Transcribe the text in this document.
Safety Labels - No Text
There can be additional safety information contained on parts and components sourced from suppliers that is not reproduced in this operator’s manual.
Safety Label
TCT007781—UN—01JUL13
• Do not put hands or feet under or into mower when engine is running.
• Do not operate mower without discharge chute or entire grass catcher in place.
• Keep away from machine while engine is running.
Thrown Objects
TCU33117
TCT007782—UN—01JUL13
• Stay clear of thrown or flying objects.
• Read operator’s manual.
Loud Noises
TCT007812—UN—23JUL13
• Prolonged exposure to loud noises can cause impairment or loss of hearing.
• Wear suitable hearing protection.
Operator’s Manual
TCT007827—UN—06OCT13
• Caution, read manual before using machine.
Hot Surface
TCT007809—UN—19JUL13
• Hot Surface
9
- - -
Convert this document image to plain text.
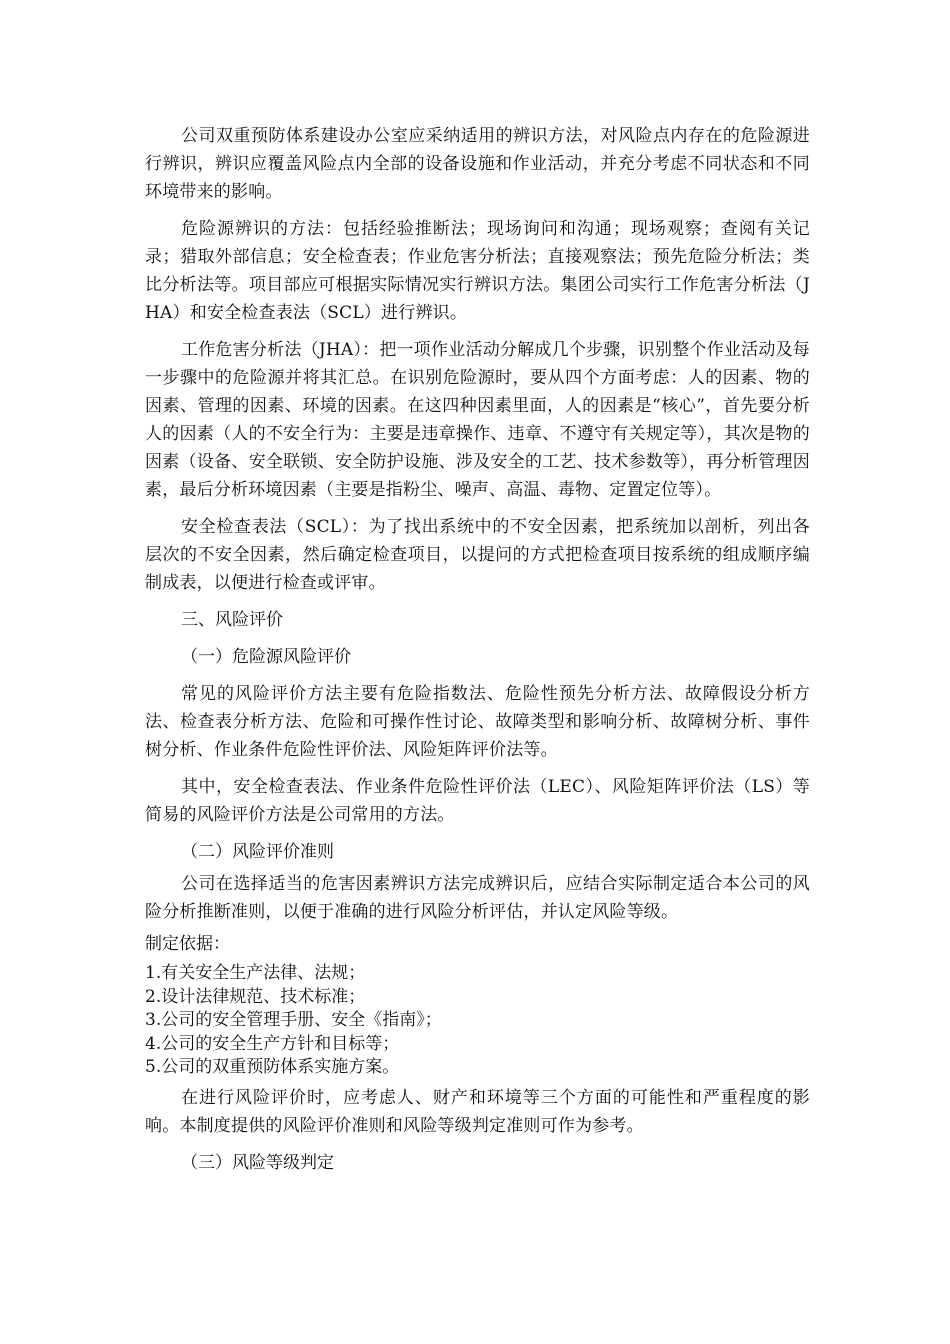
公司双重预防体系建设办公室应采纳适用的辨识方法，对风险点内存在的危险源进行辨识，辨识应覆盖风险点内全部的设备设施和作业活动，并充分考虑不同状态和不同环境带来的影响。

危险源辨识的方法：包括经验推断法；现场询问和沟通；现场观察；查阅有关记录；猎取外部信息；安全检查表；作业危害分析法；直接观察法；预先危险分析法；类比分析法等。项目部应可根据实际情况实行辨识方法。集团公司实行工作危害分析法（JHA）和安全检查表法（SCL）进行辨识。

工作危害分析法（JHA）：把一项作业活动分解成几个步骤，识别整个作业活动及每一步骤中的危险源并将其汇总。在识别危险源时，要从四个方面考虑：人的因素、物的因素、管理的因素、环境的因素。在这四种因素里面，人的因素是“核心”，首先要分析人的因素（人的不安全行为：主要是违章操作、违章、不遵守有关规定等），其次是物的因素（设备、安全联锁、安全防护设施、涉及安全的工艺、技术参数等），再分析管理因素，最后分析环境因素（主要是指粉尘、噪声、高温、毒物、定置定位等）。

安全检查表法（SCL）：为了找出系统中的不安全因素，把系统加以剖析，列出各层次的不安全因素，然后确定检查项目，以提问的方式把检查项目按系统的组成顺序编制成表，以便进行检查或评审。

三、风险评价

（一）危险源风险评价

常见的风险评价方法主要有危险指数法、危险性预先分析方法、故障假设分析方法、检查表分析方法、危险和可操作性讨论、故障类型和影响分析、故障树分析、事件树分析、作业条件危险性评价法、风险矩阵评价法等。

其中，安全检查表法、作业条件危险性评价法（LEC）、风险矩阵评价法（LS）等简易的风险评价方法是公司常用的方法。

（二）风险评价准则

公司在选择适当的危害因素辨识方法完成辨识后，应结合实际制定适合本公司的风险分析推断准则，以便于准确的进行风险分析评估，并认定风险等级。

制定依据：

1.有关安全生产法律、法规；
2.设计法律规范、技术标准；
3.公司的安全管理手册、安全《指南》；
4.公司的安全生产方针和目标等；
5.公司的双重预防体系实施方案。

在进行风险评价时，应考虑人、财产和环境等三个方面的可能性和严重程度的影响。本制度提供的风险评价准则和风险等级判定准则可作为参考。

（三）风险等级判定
- - -
__Written exercise__: Show every line of the listing in which the string "engine" can be found.

__Solution__:
• Do not put hands or feet under or into mower when engine is running.
• Keep away from machine while engine is running.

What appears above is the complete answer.